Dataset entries
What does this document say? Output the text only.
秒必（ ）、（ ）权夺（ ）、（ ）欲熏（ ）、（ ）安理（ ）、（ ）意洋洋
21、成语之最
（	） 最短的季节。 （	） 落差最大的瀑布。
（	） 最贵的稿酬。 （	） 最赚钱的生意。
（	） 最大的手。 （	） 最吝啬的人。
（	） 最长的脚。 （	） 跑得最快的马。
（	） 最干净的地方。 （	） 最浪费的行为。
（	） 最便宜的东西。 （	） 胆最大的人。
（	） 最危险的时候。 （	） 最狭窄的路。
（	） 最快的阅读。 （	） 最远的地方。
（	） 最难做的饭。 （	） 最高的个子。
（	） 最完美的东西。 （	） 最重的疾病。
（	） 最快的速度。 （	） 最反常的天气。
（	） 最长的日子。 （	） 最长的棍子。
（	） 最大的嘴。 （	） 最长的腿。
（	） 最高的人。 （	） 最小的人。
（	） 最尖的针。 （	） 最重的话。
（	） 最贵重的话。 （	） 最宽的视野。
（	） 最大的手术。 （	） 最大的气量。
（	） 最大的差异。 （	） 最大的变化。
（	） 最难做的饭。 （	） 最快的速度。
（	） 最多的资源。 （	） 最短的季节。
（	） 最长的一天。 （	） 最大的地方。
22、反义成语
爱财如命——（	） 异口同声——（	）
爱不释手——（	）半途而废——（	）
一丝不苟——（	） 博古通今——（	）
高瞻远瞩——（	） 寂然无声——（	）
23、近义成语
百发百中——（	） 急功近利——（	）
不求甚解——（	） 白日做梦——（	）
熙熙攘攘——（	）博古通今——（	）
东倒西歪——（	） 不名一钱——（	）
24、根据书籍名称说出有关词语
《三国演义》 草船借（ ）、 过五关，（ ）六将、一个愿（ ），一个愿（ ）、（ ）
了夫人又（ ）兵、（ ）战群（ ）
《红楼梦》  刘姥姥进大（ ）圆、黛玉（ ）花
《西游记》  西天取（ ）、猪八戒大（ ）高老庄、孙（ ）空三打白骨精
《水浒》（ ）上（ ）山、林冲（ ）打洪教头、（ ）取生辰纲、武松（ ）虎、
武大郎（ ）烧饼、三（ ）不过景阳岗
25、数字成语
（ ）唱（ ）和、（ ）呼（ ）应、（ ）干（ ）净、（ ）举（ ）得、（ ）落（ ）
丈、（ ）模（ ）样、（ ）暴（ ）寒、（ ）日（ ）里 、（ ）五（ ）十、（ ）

WHAT IS NEEDED
Write out the entries in full, exactly as given.

EXERCISE RESULT
What does this document say? Output the text only.
秒必（ ）、（ ）权夺（ ）、（ ）欲熏（ ）、（ ）安理（ ）、（ ）意洋洋
21、成语之最
（	） 最短的季节。 （	） 落差最大的瀑布。
（	） 最贵的稿酬。 （	） 最赚钱的生意。
（	） 最大的手。 （	） 最吝啬的人。
（	） 最长的脚。 （	） 跑得最快的马。
（	） 最干净的地方。 （	） 最浪费的行为。
（	） 最便宜的东西。 （	） 胆最大的人。
（	） 最危险的时候。 （	） 最狭窄的路。
（	） 最快的阅读。 （	） 最远的地方。
（	） 最难做的饭。 （	） 最高的个子。
（	） 最完美的东西。 （	） 最重的疾病。
（	） 最快的速度。 （	） 最反常的天气。
（	） 最长的日子。 （	） 最长的棍子。
（	） 最大的嘴。 （	） 最长的腿。
（	） 最高的人。 （	） 最小的人。
（	） 最尖的针。 （	） 最重的话。
（	） 最贵重的话。 （	） 最宽的视野。
（	） 最大的手术。 （	） 最大的气量。
（	） 最大的差异。 （	） 最大的变化。
（	） 最难做的饭。 （	） 最快的速度。
（	） 最多的资源。 （	） 最短的季节。
（	） 最长的一天。 （	） 最大的地方。
22、反义成语
爱财如命——（	） 异口同声——（	）
爱不释手——（	）半途而废——（	）
一丝不苟——（	） 博古通今——（	）
高瞻远瞩——（	） 寂然无声——（	）
23、近义成语
百发百中——（	） 急功近利——（	）
不求甚解——（	） 白日做梦——（	）
熙熙攘攘——（	）博古通今——（	）
东倒西歪——（	） 不名一钱——（	）
24、根据书籍名称说出有关词语
《三国演义》 草船借（ ）、 过五关，（ ）六将、一个愿（ ），一个愿（ ）、（ ）
了夫人又（ ）兵、（ ）战群（ ）
《红楼梦》  刘姥姥进大（ ）圆、黛玉（ ）花
《西游记》  西天取（ ）、猪八戒大（ ）高老庄、孙（ ）空三打白骨精
《水浒》（ ）上（ ）山、林冲（ ）打洪教头、（ ）取生辰纲、武松（ ）虎、
武大郎（ ）烧饼、三（ ）不过景阳岗
25、数字成语
（ ）唱（ ）和、（ ）呼（ ）应、（ ）干（ ）净、（ ）举（ ）得、（ ）落（ ）
丈、（ ）模（ ）样、（ ）暴（ ）寒、（ ）日（ ）里 、（ ）五（ ）十、（ ）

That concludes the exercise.